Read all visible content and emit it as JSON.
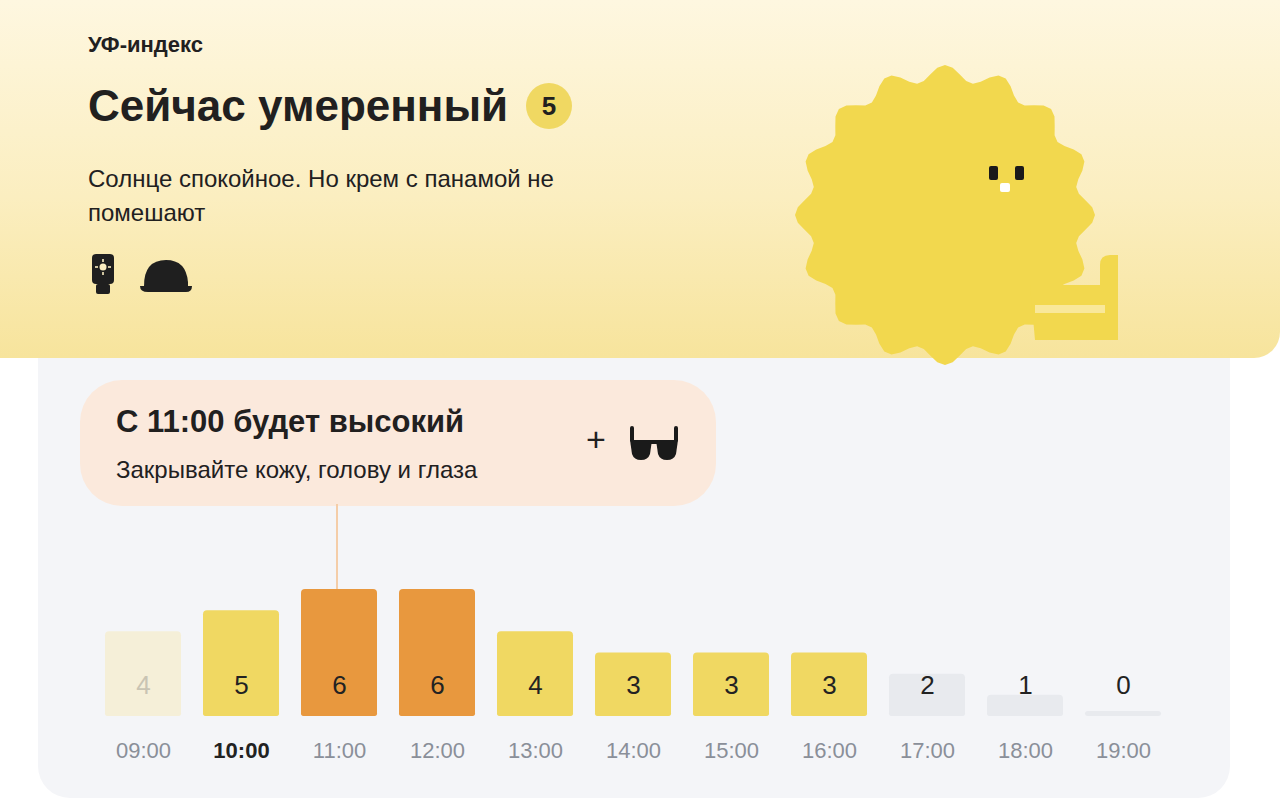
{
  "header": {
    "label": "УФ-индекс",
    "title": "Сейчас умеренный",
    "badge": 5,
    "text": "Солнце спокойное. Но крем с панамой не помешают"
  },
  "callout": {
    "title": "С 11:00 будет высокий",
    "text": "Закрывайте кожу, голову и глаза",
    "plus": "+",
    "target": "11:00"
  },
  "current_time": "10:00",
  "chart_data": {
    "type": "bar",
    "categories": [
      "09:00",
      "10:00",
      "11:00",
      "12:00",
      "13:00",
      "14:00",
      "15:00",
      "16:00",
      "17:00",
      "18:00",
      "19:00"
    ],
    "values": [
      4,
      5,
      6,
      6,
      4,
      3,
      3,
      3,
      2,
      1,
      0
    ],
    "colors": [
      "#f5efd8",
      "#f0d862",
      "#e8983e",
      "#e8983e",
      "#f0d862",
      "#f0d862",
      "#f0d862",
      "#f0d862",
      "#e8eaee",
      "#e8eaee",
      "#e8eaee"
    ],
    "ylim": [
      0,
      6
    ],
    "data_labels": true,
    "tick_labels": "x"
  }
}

+++

**Required work:** Make an exact copy of the records above, with the pictures left out.

**Result:**
Read all visible content and emit it as JSON.
{
  "header": {
    "label": "УФ-индекс",
    "title": "Сейчас умеренный",
    "badge": 5,
    "text": "Солнце спокойное. Но крем с панамой не помешают"
  },
  "callout": {
    "title": "С 11:00 будет высокий",
    "text": "Закрывайте кожу, голову и глаза",
    "plus": "+",
    "target": "11:00"
  },
  "current_time": "10:00",
  "chart_data": {
    "type": "bar",
    "categories": [
      "09:00",
      "10:00",
      "11:00",
      "12:00",
      "13:00",
      "14:00",
      "15:00",
      "16:00",
      "17:00",
      "18:00",
      "19:00"
    ],
    "values": [
      4,
      5,
      6,
      6,
      4,
      3,
      3,
      3,
      2,
      1,
      0
    ],
    "colors": [
      "#f5efd8",
      "#f0d862",
      "#e8983e",
      "#e8983e",
      "#f0d862",
      "#f0d862",
      "#f0d862",
      "#f0d862",
      "#e8eaee",
      "#e8eaee",
      "#e8eaee"
    ],
    "ylim": [
      0,
      6
    ],
    "data_labels": true,
    "tick_labels": "x"
  }
}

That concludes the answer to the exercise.